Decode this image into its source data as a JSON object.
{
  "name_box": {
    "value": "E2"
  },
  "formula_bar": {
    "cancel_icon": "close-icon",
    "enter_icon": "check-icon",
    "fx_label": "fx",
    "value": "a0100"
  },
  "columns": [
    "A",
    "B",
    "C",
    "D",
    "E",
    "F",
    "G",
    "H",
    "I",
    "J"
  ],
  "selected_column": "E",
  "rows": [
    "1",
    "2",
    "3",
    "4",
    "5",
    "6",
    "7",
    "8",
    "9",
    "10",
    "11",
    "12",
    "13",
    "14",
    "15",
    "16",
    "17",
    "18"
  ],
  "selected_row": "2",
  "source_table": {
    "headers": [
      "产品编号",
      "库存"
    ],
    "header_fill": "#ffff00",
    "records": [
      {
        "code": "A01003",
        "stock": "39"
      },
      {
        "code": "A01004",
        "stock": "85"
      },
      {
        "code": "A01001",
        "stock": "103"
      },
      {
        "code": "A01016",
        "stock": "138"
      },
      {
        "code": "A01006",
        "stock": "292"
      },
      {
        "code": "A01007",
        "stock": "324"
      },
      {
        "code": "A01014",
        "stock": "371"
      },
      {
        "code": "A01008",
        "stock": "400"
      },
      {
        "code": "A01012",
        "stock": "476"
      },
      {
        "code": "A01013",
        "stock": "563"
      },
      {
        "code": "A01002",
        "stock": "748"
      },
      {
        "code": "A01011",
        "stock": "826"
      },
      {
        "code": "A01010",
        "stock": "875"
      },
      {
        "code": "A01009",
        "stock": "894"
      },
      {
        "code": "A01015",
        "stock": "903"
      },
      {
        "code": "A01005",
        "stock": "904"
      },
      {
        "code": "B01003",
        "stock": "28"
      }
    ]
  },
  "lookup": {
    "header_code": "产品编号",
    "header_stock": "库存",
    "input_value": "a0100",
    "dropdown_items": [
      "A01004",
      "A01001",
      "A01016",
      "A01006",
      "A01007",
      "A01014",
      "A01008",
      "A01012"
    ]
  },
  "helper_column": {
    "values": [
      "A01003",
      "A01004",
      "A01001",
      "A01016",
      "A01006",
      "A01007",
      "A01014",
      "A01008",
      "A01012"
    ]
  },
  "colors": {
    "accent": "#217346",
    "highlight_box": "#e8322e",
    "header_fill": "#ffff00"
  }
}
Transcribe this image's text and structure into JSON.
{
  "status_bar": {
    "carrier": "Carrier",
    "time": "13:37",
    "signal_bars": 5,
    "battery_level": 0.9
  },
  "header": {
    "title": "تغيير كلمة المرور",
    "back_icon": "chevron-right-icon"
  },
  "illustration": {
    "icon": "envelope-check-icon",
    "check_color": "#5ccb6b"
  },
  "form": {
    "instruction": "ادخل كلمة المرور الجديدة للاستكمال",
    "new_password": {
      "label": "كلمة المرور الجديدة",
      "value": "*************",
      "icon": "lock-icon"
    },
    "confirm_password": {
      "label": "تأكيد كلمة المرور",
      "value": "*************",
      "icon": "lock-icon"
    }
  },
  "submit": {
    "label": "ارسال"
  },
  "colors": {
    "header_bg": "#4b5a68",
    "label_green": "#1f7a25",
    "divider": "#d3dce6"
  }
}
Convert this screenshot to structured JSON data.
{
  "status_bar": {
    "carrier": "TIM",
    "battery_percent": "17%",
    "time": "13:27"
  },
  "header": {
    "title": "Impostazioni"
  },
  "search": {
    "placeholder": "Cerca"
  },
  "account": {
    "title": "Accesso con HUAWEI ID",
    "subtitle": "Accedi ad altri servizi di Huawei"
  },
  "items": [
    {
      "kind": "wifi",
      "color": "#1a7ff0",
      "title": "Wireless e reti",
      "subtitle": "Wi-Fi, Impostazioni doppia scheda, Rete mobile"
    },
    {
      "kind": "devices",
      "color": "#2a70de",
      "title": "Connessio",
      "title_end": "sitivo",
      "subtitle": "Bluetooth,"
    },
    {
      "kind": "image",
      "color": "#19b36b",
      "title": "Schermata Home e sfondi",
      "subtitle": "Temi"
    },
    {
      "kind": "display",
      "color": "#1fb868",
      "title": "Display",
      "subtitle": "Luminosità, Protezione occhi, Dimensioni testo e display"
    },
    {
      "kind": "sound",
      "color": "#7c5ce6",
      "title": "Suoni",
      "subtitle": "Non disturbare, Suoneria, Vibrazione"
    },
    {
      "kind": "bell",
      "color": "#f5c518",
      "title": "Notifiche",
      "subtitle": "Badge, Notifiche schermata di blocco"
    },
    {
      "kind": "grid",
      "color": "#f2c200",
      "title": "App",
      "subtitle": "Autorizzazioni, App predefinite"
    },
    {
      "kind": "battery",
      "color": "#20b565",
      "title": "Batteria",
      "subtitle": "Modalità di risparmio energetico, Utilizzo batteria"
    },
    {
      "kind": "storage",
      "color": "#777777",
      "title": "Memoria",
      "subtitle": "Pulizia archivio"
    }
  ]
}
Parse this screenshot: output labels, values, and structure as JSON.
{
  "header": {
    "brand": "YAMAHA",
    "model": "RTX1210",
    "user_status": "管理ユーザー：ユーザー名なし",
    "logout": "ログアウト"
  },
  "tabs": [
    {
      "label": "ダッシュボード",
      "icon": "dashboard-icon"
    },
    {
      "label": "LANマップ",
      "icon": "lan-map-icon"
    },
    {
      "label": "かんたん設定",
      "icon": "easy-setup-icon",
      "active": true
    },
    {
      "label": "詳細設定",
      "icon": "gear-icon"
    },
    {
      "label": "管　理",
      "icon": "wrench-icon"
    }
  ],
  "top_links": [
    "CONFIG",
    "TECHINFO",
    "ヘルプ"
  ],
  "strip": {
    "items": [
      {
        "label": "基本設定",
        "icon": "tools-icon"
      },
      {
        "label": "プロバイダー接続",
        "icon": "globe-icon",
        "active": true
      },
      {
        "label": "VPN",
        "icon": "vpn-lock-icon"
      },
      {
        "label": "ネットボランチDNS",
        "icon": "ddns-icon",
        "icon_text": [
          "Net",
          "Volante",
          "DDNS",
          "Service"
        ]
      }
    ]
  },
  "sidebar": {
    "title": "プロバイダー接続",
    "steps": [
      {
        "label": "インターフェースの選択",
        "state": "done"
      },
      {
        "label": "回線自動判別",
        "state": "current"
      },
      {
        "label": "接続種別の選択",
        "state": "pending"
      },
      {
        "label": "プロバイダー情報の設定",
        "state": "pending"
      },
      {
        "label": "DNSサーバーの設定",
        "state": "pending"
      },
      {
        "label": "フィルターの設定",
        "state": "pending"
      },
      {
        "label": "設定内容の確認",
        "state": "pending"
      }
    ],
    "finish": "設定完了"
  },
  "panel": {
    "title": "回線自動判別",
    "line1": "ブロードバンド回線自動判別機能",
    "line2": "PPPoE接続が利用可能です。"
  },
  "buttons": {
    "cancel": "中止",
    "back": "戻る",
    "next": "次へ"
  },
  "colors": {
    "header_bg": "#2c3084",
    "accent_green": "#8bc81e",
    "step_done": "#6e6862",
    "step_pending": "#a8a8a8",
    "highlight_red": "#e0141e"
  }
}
━━━━━━━━━━━━━━━━━━━━━━━━━━━━━━
■ What is expected
Restate each record word for word.

■ Task answer
Decode this image into its source data as a JSON object.
{
  "name_box": {
    "value": "E2"
  },
  "formula_bar": {
    "cancel_icon": "close-icon",
    "enter_icon": "check-icon",
    "fx_label": "fx",
    "value": "a0100"
  },
  "columns": [
    "A",
    "B",
    "C",
    "D",
    "E",
    "F",
    "G",
    "H",
    "I",
    "J"
  ],
  "selected_column": "E",
  "rows": [
    "1",
    "2",
    "3",
    "4",
    "5",
    "6",
    "7",
    "8",
    "9",
    "10",
    "11",
    "12",
    "13",
    "14",
    "15",
    "16",
    "17",
    "18"
  ],
  "selected_row": "2",
  "source_table": {
    "headers": [
      "产品编号",
      "库存"
    ],
    "header_fill": "#ffff00",
    "records": [
      {
        "code": "A01003",
        "stock": "39"
      },
      {
        "code": "A01004",
        "stock": "85"
      },
      {
        "code": "A01001",
        "stock": "103"
      },
      {
        "code": "A01016",
        "stock": "138"
      },
      {
        "code": "A01006",
        "stock": "292"
      },
      {
        "code": "A01007",
        "stock": "324"
      },
      {
        "code": "A01014",
        "stock": "371"
      },
      {
        "code": "A01008",
        "stock": "400"
      },
      {
        "code": "A01012",
        "stock": "476"
      },
      {
        "code": "A01013",
        "stock": "563"
      },
      {
        "code": "A01002",
        "stock": "748"
      },
      {
        "code": "A01011",
        "stock": "826"
      },
      {
        "code": "A01010",
        "stock": "875"
      },
      {
        "code": "A01009",
        "stock": "894"
      },
      {
        "code": "A01015",
        "stock": "903"
      },
      {
        "code": "A01005",
        "stock": "904"
      },
      {
        "code": "B01003",
        "stock": "28"
      }
    ]
  },
  "lookup": {
    "header_code": "产品编号",
    "header_stock": "库存",
    "input_value": "a0100",
    "dropdown_items": [
      "A01004",
      "A01001",
      "A01016",
      "A01006",
      "A01007",
      "A01014",
      "A01008",
      "A01012"
    ]
  },
  "helper_column": {
    "values": [
      "A01003",
      "A01004",
      "A01001",
      "A01016",
      "A01006",
      "A01007",
      "A01014",
      "A01008",
      "A01012"
    ]
  },
  "colors": {
    "accent": "#217346",
    "highlight_box": "#e8322e",
    "header_fill": "#ffff00"
  }
}
Transcribe this image's text and structure into JSON.
{
  "status_bar": {
    "carrier": "Carrier",
    "time": "13:37",
    "signal_bars": 5,
    "battery_level": 0.9
  },
  "header": {
    "title": "تغيير كلمة المرور",
    "back_icon": "chevron-right-icon"
  },
  "illustration": {
    "icon": "envelope-check-icon",
    "check_color": "#5ccb6b"
  },
  "form": {
    "instruction": "ادخل كلمة المرور الجديدة للاستكمال",
    "new_password": {
      "label": "كلمة المرور الجديدة",
      "value": "*************",
      "icon": "lock-icon"
    },
    "confirm_password": {
      "label": "تأكيد كلمة المرور",
      "value": "*************",
      "icon": "lock-icon"
    }
  },
  "submit": {
    "label": "ارسال"
  },
  "colors": {
    "header_bg": "#4b5a68",
    "label_green": "#1f7a25",
    "divider": "#d3dce6"
  }
}
Convert this screenshot to structured JSON data.
{
  "status_bar": {
    "carrier": "TIM",
    "battery_percent": "17%",
    "time": "13:27"
  },
  "header": {
    "title": "Impostazioni"
  },
  "search": {
    "placeholder": "Cerca"
  },
  "account": {
    "title": "Accesso con HUAWEI ID",
    "subtitle": "Accedi ad altri servizi di Huawei"
  },
  "items": [
    {
      "kind": "wifi",
      "color": "#1a7ff0",
      "title": "Wireless e reti",
      "subtitle": "Wi-Fi, Impostazioni doppia scheda, Rete mobile"
    },
    {
      "kind": "devices",
      "color": "#2a70de",
      "title": "Connessio",
      "title_end": "sitivo",
      "subtitle": "Bluetooth,"
    },
    {
      "kind": "image",
      "color": "#19b36b",
      "title": "Schermata Home e sfondi",
      "subtitle": "Temi"
    },
    {
      "kind": "display",
      "color": "#1fb868",
      "title": "Display",
      "subtitle": "Luminosità, Protezione occhi, Dimensioni testo e display"
    },
    {
      "kind": "sound",
      "color": "#7c5ce6",
      "title": "Suoni",
      "subtitle": "Non disturbare, Suoneria, Vibrazione"
    },
    {
      "kind": "bell",
      "color": "#f5c518",
      "title": "Notifiche",
      "subtitle": "Badge, Notifiche schermata di blocco"
    },
    {
      "kind": "grid",
      "color": "#f2c200",
      "title": "App",
      "subtitle": "Autorizzazioni, App predefinite"
    },
    {
      "kind": "battery",
      "color": "#20b565",
      "title": "Batteria",
      "subtitle": "Modalità di risparmio energetico, Utilizzo batteria"
    },
    {
      "kind": "storage",
      "color": "#777777",
      "title": "Memoria",
      "subtitle": "Pulizia archivio"
    }
  ]
}
Parse this screenshot: output labels, values, and structure as JSON.
{
  "header": {
    "brand": "YAMAHA",
    "model": "RTX1210",
    "user_status": "管理ユーザー：ユーザー名なし",
    "logout": "ログアウト"
  },
  "tabs": [
    {
      "label": "ダッシュボード",
      "icon": "dashboard-icon"
    },
    {
      "label": "LANマップ",
      "icon": "lan-map-icon"
    },
    {
      "label": "かんたん設定",
      "icon": "easy-setup-icon",
      "active": true
    },
    {
      "label": "詳細設定",
      "icon": "gear-icon"
    },
    {
      "label": "管　理",
      "icon": "wrench-icon"
    }
  ],
  "top_links": [
    "CONFIG",
    "TECHINFO",
    "ヘルプ"
  ],
  "strip": {
    "items": [
      {
        "label": "基本設定",
        "icon": "tools-icon"
      },
      {
        "label": "プロバイダー接続",
        "icon": "globe-icon",
        "active": true
      },
      {
        "label": "VPN",
        "icon": "vpn-lock-icon"
      },
      {
        "label": "ネットボランチDNS",
        "icon": "ddns-icon",
        "icon_text": [
          "Net",
          "Volante",
          "DDNS",
          "Service"
        ]
      }
    ]
  },
  "sidebar": {
    "title": "プロバイダー接続",
    "steps": [
      {
        "label": "インターフェースの選択",
        "state": "done"
      },
      {
        "label": "回線自動判別",
        "state": "current"
      },
      {
        "label": "接続種別の選択",
        "state": "pending"
      },
      {
        "label": "プロバイダー情報の設定",
        "state": "pending"
      },
      {
        "label": "DNSサーバーの設定",
        "state": "pending"
      },
      {
        "label": "フィルターの設定",
        "state": "pending"
      },
      {
        "label": "設定内容の確認",
        "state": "pending"
      }
    ],
    "finish": "設定完了"
  },
  "panel": {
    "title": "回線自動判別",
    "line1": "ブロードバンド回線自動判別機能",
    "line2": "PPPoE接続が利用可能です。"
  },
  "buttons": {
    "cancel": "中止",
    "back": "戻る",
    "next": "次へ"
  },
  "colors": {
    "header_bg": "#2c3084",
    "accent_green": "#8bc81e",
    "step_done": "#6e6862",
    "step_pending": "#a8a8a8",
    "highlight_red": "#e0141e"
  }
}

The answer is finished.